◆ PROBLEM DESCRIPTION ◆
Pick every line with "Synthetic" from the material below.

↓↓↓

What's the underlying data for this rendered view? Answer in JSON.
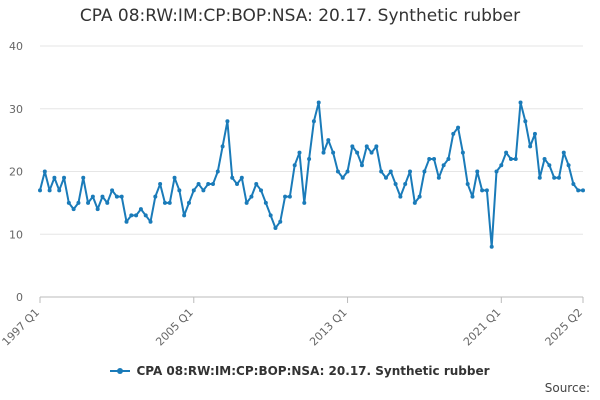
{
  "title": "CPA 08:RW:IM:CP:BOP:NSA: 20.17. Synthetic rubber",
  "source_label": "Source:",
  "chart_data": {
    "type": "line",
    "title": "CPA 08:RW:IM:CP:BOP:NSA: 20.17. Synthetic rubber",
    "xlabel": "",
    "ylabel": "",
    "ylim": [
      0,
      40
    ],
    "yticks": [
      "0",
      "10",
      "20",
      "30",
      "40"
    ],
    "xticks": [
      "1997 Q1",
      "2005 Q1",
      "2013 Q1",
      "2021 Q1",
      "2025 Q2"
    ],
    "grid": true,
    "legend_position": "bottom",
    "series_color": "#1a7bb9",
    "series": [
      {
        "name": "CPA 08:RW:IM:CP:BOP:NSA: 20.17. Synthetic rubber",
        "x": [
          "1997 Q1",
          "1997 Q2",
          "1997 Q3",
          "1997 Q4",
          "1998 Q1",
          "1998 Q2",
          "1998 Q3",
          "1998 Q4",
          "1999 Q1",
          "1999 Q2",
          "1999 Q3",
          "1999 Q4",
          "2000 Q1",
          "2000 Q2",
          "2000 Q3",
          "2000 Q4",
          "2001 Q1",
          "2001 Q2",
          "2001 Q3",
          "2001 Q4",
          "2002 Q1",
          "2002 Q2",
          "2002 Q3",
          "2002 Q4",
          "2003 Q1",
          "2003 Q2",
          "2003 Q3",
          "2003 Q4",
          "2004 Q1",
          "2004 Q2",
          "2004 Q3",
          "2004 Q4",
          "2005 Q1",
          "2005 Q2",
          "2005 Q3",
          "2005 Q4",
          "2006 Q1",
          "2006 Q2",
          "2006 Q3",
          "2006 Q4",
          "2007 Q1",
          "2007 Q2",
          "2007 Q3",
          "2007 Q4",
          "2008 Q1",
          "2008 Q2",
          "2008 Q3",
          "2008 Q4",
          "2009 Q1",
          "2009 Q2",
          "2009 Q3",
          "2009 Q4",
          "2010 Q1",
          "2010 Q2",
          "2010 Q3",
          "2010 Q4",
          "2011 Q1",
          "2011 Q2",
          "2011 Q3",
          "2011 Q4",
          "2012 Q1",
          "2012 Q2",
          "2012 Q3",
          "2012 Q4",
          "2013 Q1",
          "2013 Q2",
          "2013 Q3",
          "2013 Q4",
          "2014 Q1",
          "2014 Q2",
          "2014 Q3",
          "2014 Q4",
          "2015 Q1",
          "2015 Q2",
          "2015 Q3",
          "2015 Q4",
          "2016 Q1",
          "2016 Q2",
          "2016 Q3",
          "2016 Q4",
          "2017 Q1",
          "2017 Q2",
          "2017 Q3",
          "2017 Q4",
          "2018 Q1",
          "2018 Q2",
          "2018 Q3",
          "2018 Q4",
          "2019 Q1",
          "2019 Q2",
          "2019 Q3",
          "2019 Q4",
          "2020 Q1",
          "2020 Q2",
          "2020 Q3",
          "2020 Q4",
          "2021 Q1",
          "2021 Q2",
          "2021 Q3",
          "2021 Q4",
          "2022 Q1",
          "2022 Q2",
          "2022 Q3",
          "2022 Q4",
          "2023 Q1",
          "2023 Q2",
          "2023 Q3",
          "2023 Q4",
          "2024 Q1",
          "2024 Q2",
          "2024 Q3",
          "2024 Q4",
          "2025 Q1",
          "2025 Q2"
        ],
        "values": [
          17,
          20,
          17,
          19,
          17,
          19,
          15,
          14,
          15,
          19,
          15,
          16,
          14,
          16,
          15,
          17,
          16,
          16,
          12,
          13,
          13,
          14,
          13,
          12,
          16,
          18,
          15,
          15,
          19,
          17,
          13,
          15,
          17,
          18,
          17,
          18,
          18,
          20,
          24,
          28,
          19,
          18,
          19,
          15,
          16,
          18,
          17,
          15,
          13,
          11,
          12,
          16,
          16,
          21,
          23,
          15,
          22,
          28,
          31,
          23,
          25,
          23,
          20,
          19,
          20,
          24,
          23,
          21,
          24,
          23,
          24,
          20,
          19,
          20,
          18,
          16,
          18,
          20,
          15,
          16,
          20,
          22,
          22,
          19,
          21,
          22,
          26,
          27,
          23,
          18,
          16,
          20,
          17,
          17,
          8,
          20,
          21,
          23,
          22,
          22,
          31,
          28,
          24,
          26,
          19,
          22,
          21,
          19,
          19,
          23,
          21,
          18,
          17,
          17
        ]
      }
    ]
  }
}
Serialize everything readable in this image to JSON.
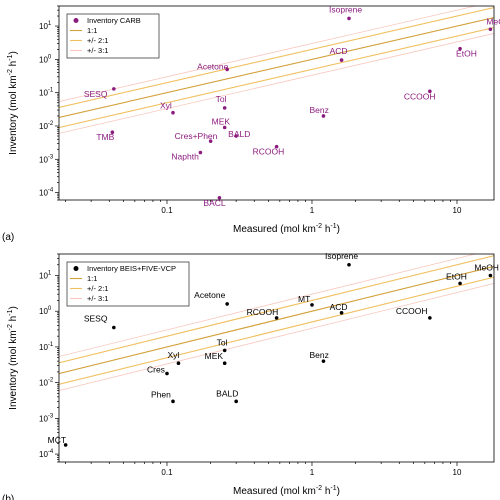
{
  "colors": {
    "carb_points": "#8b1c7e",
    "fivevcp_points": "#000000",
    "line_1to1": "#d4a13a",
    "line_2to1": "#f0c060",
    "line_3to1": "#f8c8c0"
  },
  "chart_data": [
    {
      "type": "scatter",
      "panel_label": "(a)",
      "xlabel": "Measured (mol km",
      "ylabel": "Inventory (mol km",
      "unit_sup1": "-2",
      "unit_mid": " h",
      "unit_sup2": "-1",
      "xscale": "log",
      "yscale": "log",
      "xlim": [
        0.018,
        18
      ],
      "ylim": [
        6e-05,
        40
      ],
      "xticks": [
        {
          "v": 0.1,
          "label": "0.1"
        },
        {
          "v": 1,
          "label": "1"
        },
        {
          "v": 10,
          "label": "10"
        }
      ],
      "yticks": [
        {
          "v": 10,
          "label": "10",
          "exp": "1"
        },
        {
          "v": 1,
          "label": "10",
          "exp": "0"
        },
        {
          "v": 0.1,
          "label": "10",
          "exp": "-1"
        },
        {
          "v": 0.01,
          "label": "10",
          "exp": "-2"
        },
        {
          "v": 0.001,
          "label": "10",
          "exp": "-3"
        },
        {
          "v": 0.0001,
          "label": "10",
          "exp": "-4"
        }
      ],
      "legend": {
        "position": "top-left",
        "entries": [
          "Inventory CARB",
          "1:1",
          "+/- 2:1",
          "+/- 3:1"
        ]
      },
      "series": [
        {
          "name": "Inventory CARB",
          "points": [
            {
              "label": "Isoprene",
              "x": 1.8,
              "y": 17
            },
            {
              "label": "MeOH",
              "x": 17,
              "y": 8
            },
            {
              "label": "EtOH",
              "x": 10.5,
              "y": 2.1
            },
            {
              "label": "ACD",
              "x": 1.6,
              "y": 0.95
            },
            {
              "label": "Acetone",
              "x": 0.26,
              "y": 0.5
            },
            {
              "label": "SESQ",
              "x": 0.043,
              "y": 0.13
            },
            {
              "label": "CCOOH",
              "x": 6.5,
              "y": 0.11
            },
            {
              "label": "Tol",
              "x": 0.25,
              "y": 0.035
            },
            {
              "label": "Xyl",
              "x": 0.11,
              "y": 0.025
            },
            {
              "label": "Benz",
              "x": 1.2,
              "y": 0.02
            },
            {
              "label": "MEK",
              "x": 0.25,
              "y": 0.009
            },
            {
              "label": "TMB",
              "x": 0.042,
              "y": 0.0065
            },
            {
              "label": "BALD",
              "x": 0.3,
              "y": 0.005
            },
            {
              "label": "Cres+Phen",
              "x": 0.2,
              "y": 0.0035
            },
            {
              "label": "RCOOH",
              "x": 0.57,
              "y": 0.0024
            },
            {
              "label": "Naphth",
              "x": 0.17,
              "y": 0.0016
            },
            {
              "label": "BACL",
              "x": 0.23,
              "y": 7e-05
            }
          ]
        }
      ]
    },
    {
      "type": "scatter",
      "panel_label": "(b)",
      "xlabel": "Measured (mol km",
      "ylabel": "Inventory (mol km",
      "unit_sup1": "-2",
      "unit_mid": " h",
      "unit_sup2": "-1",
      "xscale": "log",
      "yscale": "log",
      "xlim": [
        0.018,
        18
      ],
      "ylim": [
        6e-05,
        40
      ],
      "xticks": [
        {
          "v": 0.1,
          "label": "0.1"
        },
        {
          "v": 1,
          "label": "1"
        },
        {
          "v": 10,
          "label": "10"
        }
      ],
      "yticks": [
        {
          "v": 10,
          "label": "10",
          "exp": "1"
        },
        {
          "v": 1,
          "label": "10",
          "exp": "0"
        },
        {
          "v": 0.1,
          "label": "10",
          "exp": "-1"
        },
        {
          "v": 0.01,
          "label": "10",
          "exp": "-2"
        },
        {
          "v": 0.001,
          "label": "10",
          "exp": "-3"
        },
        {
          "v": 0.0001,
          "label": "10",
          "exp": "-4"
        }
      ],
      "legend": {
        "position": "top-left",
        "entries": [
          "Inventory BEIS+FIVE-VCP",
          "1:1",
          "+/- 2:1",
          "+/- 3:1"
        ]
      },
      "series": [
        {
          "name": "Inventory BEIS+FIVE-VCP",
          "points": [
            {
              "label": "Isoprene",
              "x": 1.8,
              "y": 20
            },
            {
              "label": "MeOH",
              "x": 17,
              "y": 10
            },
            {
              "label": "EtOH",
              "x": 10.5,
              "y": 6
            },
            {
              "label": "MT",
              "x": 1.0,
              "y": 1.5
            },
            {
              "label": "Acetone",
              "x": 0.26,
              "y": 1.6
            },
            {
              "label": "ACD",
              "x": 1.6,
              "y": 0.9
            },
            {
              "label": "RCOOH",
              "x": 0.57,
              "y": 0.65
            },
            {
              "label": "CCOOH",
              "x": 6.5,
              "y": 0.65
            },
            {
              "label": "SESQ",
              "x": 0.043,
              "y": 0.35
            },
            {
              "label": "Tol",
              "x": 0.25,
              "y": 0.08
            },
            {
              "label": "Xyl",
              "x": 0.12,
              "y": 0.035
            },
            {
              "label": "MEK",
              "x": 0.25,
              "y": 0.035
            },
            {
              "label": "Benz",
              "x": 1.2,
              "y": 0.04
            },
            {
              "label": "Cres",
              "x": 0.1,
              "y": 0.018
            },
            {
              "label": "Phen",
              "x": 0.11,
              "y": 0.003
            },
            {
              "label": "BALD",
              "x": 0.3,
              "y": 0.003
            },
            {
              "label": "MCT",
              "x": 0.02,
              "y": 0.00018
            }
          ]
        }
      ]
    }
  ]
}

↑↑↑

◆ FULL RESPONSE ◆
  "title": "CPA 08:RW:IM:CP:BOP:NSA: 20.17. Synthetic rubber",
    "title": "CPA 08:RW:IM:CP:BOP:NSA: 20.17. Synthetic rubber",
        "name": "CPA 08:RW:IM:CP:BOP:NSA: 20.17. Synthetic rubber",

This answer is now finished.